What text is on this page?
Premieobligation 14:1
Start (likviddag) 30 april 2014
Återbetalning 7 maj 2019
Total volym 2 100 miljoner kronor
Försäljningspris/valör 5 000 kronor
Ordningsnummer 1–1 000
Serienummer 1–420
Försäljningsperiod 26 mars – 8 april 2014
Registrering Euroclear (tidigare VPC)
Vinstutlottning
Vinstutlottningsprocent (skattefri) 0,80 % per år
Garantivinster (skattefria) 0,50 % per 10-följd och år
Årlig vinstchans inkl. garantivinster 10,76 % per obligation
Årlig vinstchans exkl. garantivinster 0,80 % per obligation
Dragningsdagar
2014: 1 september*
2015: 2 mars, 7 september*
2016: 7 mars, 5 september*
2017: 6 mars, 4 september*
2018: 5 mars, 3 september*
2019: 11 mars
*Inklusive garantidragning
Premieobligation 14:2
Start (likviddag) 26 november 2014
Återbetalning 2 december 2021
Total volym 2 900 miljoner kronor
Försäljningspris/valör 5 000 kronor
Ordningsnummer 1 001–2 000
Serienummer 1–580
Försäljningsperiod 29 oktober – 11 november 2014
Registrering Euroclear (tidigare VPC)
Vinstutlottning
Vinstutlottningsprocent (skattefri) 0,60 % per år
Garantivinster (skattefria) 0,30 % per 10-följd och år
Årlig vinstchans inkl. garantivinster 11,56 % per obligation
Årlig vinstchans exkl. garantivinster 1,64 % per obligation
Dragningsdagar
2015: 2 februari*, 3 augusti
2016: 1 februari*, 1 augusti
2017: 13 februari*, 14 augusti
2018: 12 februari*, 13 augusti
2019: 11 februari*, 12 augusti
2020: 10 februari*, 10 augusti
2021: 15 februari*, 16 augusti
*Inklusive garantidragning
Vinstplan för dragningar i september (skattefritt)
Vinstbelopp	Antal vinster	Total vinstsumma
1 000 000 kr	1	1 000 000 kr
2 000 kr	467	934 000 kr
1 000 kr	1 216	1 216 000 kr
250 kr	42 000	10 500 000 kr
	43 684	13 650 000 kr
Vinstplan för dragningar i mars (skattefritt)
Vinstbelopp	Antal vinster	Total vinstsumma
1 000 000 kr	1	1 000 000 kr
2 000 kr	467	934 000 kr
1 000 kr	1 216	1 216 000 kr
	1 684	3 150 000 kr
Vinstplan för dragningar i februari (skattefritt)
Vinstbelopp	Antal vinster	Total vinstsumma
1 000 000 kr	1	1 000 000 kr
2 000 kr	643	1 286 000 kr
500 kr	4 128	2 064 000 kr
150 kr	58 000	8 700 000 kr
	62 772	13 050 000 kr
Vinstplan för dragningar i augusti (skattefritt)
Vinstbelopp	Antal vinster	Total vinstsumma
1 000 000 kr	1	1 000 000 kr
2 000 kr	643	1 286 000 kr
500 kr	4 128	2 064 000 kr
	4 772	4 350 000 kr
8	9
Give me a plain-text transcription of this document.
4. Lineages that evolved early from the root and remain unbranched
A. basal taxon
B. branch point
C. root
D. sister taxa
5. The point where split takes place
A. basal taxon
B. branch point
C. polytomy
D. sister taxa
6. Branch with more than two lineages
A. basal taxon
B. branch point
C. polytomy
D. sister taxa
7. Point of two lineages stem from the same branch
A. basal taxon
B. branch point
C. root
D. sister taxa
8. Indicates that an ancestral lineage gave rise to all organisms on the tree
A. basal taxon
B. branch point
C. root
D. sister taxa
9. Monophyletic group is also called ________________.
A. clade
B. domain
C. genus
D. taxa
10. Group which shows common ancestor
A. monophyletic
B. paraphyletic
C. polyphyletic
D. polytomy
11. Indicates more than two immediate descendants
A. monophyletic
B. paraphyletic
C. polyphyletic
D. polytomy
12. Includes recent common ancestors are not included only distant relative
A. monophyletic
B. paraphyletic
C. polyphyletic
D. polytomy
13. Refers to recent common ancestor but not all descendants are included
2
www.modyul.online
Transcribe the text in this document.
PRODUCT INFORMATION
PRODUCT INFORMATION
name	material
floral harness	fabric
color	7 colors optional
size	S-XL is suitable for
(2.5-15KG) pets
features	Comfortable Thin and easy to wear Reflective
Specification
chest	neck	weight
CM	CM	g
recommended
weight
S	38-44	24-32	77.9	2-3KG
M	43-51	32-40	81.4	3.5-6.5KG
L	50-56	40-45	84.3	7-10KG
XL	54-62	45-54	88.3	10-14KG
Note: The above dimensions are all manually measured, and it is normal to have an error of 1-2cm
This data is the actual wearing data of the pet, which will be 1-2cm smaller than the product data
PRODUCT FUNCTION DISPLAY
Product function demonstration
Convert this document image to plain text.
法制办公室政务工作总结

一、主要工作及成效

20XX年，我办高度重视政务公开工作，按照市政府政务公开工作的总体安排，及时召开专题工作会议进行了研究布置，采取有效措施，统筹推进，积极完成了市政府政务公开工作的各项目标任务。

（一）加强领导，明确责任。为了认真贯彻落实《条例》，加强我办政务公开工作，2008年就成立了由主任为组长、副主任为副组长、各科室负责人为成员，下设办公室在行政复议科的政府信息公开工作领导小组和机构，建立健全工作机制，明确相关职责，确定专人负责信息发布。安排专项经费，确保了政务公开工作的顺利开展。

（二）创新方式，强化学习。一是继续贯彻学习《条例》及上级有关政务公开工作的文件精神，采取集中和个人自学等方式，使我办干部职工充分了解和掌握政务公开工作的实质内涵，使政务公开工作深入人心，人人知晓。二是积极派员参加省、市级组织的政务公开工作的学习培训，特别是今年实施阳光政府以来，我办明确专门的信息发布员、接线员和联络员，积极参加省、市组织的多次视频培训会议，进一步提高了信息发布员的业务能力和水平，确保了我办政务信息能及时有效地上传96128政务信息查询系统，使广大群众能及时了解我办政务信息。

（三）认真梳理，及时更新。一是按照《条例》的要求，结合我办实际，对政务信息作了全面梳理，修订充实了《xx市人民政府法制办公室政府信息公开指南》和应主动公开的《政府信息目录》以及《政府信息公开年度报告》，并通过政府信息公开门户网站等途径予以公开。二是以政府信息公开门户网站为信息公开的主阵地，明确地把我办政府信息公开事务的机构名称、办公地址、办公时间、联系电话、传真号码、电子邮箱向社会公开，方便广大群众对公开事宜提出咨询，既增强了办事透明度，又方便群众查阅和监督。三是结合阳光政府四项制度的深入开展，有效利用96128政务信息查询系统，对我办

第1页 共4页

* OBJECTIVE
Transcribe the full listing above without leaving anything out.

* REPLY
What text is on this page?
Premieobligation 14:1
Start (likviddag) 30 april 2014
Återbetalning 7 maj 2019
Total volym 2 100 miljoner kronor
Försäljningspris/valör 5 000 kronor
Ordningsnummer 1–1 000
Serienummer 1–420
Försäljningsperiod 26 mars – 8 april 2014
Registrering Euroclear (tidigare VPC)
Vinstutlottning
Vinstutlottningsprocent (skattefri) 0,80 % per år
Garantivinster (skattefria) 0,50 % per 10-följd och år
Årlig vinstchans inkl. garantivinster 10,76 % per obligation
Årlig vinstchans exkl. garantivinster 0,80 % per obligation
Dragningsdagar
2014: 1 september*
2015: 2 mars, 7 september*
2016: 7 mars, 5 september*
2017: 6 mars, 4 september*
2018: 5 mars, 3 september*
2019: 11 mars
*Inklusive garantidragning
Premieobligation 14:2
Start (likviddag) 26 november 2014
Återbetalning 2 december 2021
Total volym 2 900 miljoner kronor
Försäljningspris/valör 5 000 kronor
Ordningsnummer 1 001–2 000
Serienummer 1–580
Försäljningsperiod 29 oktober – 11 november 2014
Registrering Euroclear (tidigare VPC)
Vinstutlottning
Vinstutlottningsprocent (skattefri) 0,60 % per år
Garantivinster (skattefria) 0,30 % per 10-följd och år
Årlig vinstchans inkl. garantivinster 11,56 % per obligation
Årlig vinstchans exkl. garantivinster 1,64 % per obligation
Dragningsdagar
2015: 2 februari*, 3 augusti
2016: 1 februari*, 1 augusti
2017: 13 februari*, 14 augusti
2018: 12 februari*, 13 augusti
2019: 11 februari*, 12 augusti
2020: 10 februari*, 10 augusti
2021: 15 februari*, 16 augusti
*Inklusive garantidragning
Vinstplan för dragningar i september (skattefritt)
Vinstbelopp	Antal vinster	Total vinstsumma
1 000 000 kr	1	1 000 000 kr
2 000 kr	467	934 000 kr
1 000 kr	1 216	1 216 000 kr
250 kr	42 000	10 500 000 kr
	43 684	13 650 000 kr
Vinstplan för dragningar i mars (skattefritt)
Vinstbelopp	Antal vinster	Total vinstsumma
1 000 000 kr	1	1 000 000 kr
2 000 kr	467	934 000 kr
1 000 kr	1 216	1 216 000 kr
	1 684	3 150 000 kr
Vinstplan för dragningar i februari (skattefritt)
Vinstbelopp	Antal vinster	Total vinstsumma
1 000 000 kr	1	1 000 000 kr
2 000 kr	643	1 286 000 kr
500 kr	4 128	2 064 000 kr
150 kr	58 000	8 700 000 kr
	62 772	13 050 000 kr
Vinstplan för dragningar i augusti (skattefritt)
Vinstbelopp	Antal vinster	Total vinstsumma
1 000 000 kr	1	1 000 000 kr
2 000 kr	643	1 286 000 kr
500 kr	4 128	2 064 000 kr
	4 772	4 350 000 kr
8	9
Give me a plain-text transcription of this document.
4. Lineages that evolved early from the root and remain unbranched
A. basal taxon
B. branch point
C. root
D. sister taxa
5. The point where split takes place
A. basal taxon
B. branch point
C. polytomy
D. sister taxa
6. Branch with more than two lineages
A. basal taxon
B. branch point
C. polytomy
D. sister taxa
7. Point of two lineages stem from the same branch
A. basal taxon
B. branch point
C. root
D. sister taxa
8. Indicates that an ancestral lineage gave rise to all organisms on the tree
A. basal taxon
B. branch point
C. root
D. sister taxa
9. Monophyletic group is also called ________________.
A. clade
B. domain
C. genus
D. taxa
10. Group which shows common ancestor
A. monophyletic
B. paraphyletic
C. polyphyletic
D. polytomy
11. Indicates more than two immediate descendants
A. monophyletic
B. paraphyletic
C. polyphyletic
D. polytomy
12. Includes recent common ancestors are not included only distant relative
A. monophyletic
B. paraphyletic
C. polyphyletic
D. polytomy
13. Refers to recent common ancestor but not all descendants are included
2
www.modyul.online
Transcribe the text in this document.
PRODUCT INFORMATION
PRODUCT INFORMATION
name	material
floral harness	fabric
color	7 colors optional
size	S-XL is suitable for
(2.5-15KG) pets
features	Comfortable Thin and easy to wear Reflective
Specification
chest	neck	weight
CM	CM	g
recommended
weight
S	38-44	24-32	77.9	2-3KG
M	43-51	32-40	81.4	3.5-6.5KG
L	50-56	40-45	84.3	7-10KG
XL	54-62	45-54	88.3	10-14KG
Note: The above dimensions are all manually measured, and it is normal to have an error of 1-2cm
This data is the actual wearing data of the pet, which will be 1-2cm smaller than the product data
PRODUCT FUNCTION DISPLAY
Product function demonstration
Convert this document image to plain text.
法制办公室政务工作总结

一、主要工作及成效

20XX年，我办高度重视政务公开工作，按照市政府政务公开工作的总体安排，及时召开专题工作会议进行了研究布置，采取有效措施，统筹推进，积极完成了市政府政务公开工作的各项目标任务。

（一）加强领导，明确责任。为了认真贯彻落实《条例》，加强我办政务公开工作，2008年就成立了由主任为组长、副主任为副组长、各科室负责人为成员，下设办公室在行政复议科的政府信息公开工作领导小组和机构，建立健全工作机制，明确相关职责，确定专人负责信息发布。安排专项经费，确保了政务公开工作的顺利开展。

（二）创新方式，强化学习。一是继续贯彻学习《条例》及上级有关政务公开工作的文件精神，采取集中和个人自学等方式，使我办干部职工充分了解和掌握政务公开工作的实质内涵，使政务公开工作深入人心，人人知晓。二是积极派员参加省、市级组织的政务公开工作的学习培训，特别是今年实施阳光政府以来，我办明确专门的信息发布员、接线员和联络员，积极参加省、市组织的多次视频培训会议，进一步提高了信息发布员的业务能力和水平，确保了我办政务信息能及时有效地上传96128政务信息查询系统，使广大群众能及时了解我办政务信息。

（三）认真梳理，及时更新。一是按照《条例》的要求，结合我办实际，对政务信息作了全面梳理，修订充实了《xx市人民政府法制办公室政府信息公开指南》和应主动公开的《政府信息目录》以及《政府信息公开年度报告》，并通过政府信息公开门户网站等途径予以公开。二是以政府信息公开门户网站为信息公开的主阵地，明确地把我办政府信息公开事务的机构名称、办公地址、办公时间、联系电话、传真号码、电子邮箱向社会公开，方便广大群众对公开事宜提出咨询，既增强了办事透明度，又方便群众查阅和监督。三是结合阳光政府四项制度的深入开展，有效利用96128政务信息查询系统，对我办

第1页 共4页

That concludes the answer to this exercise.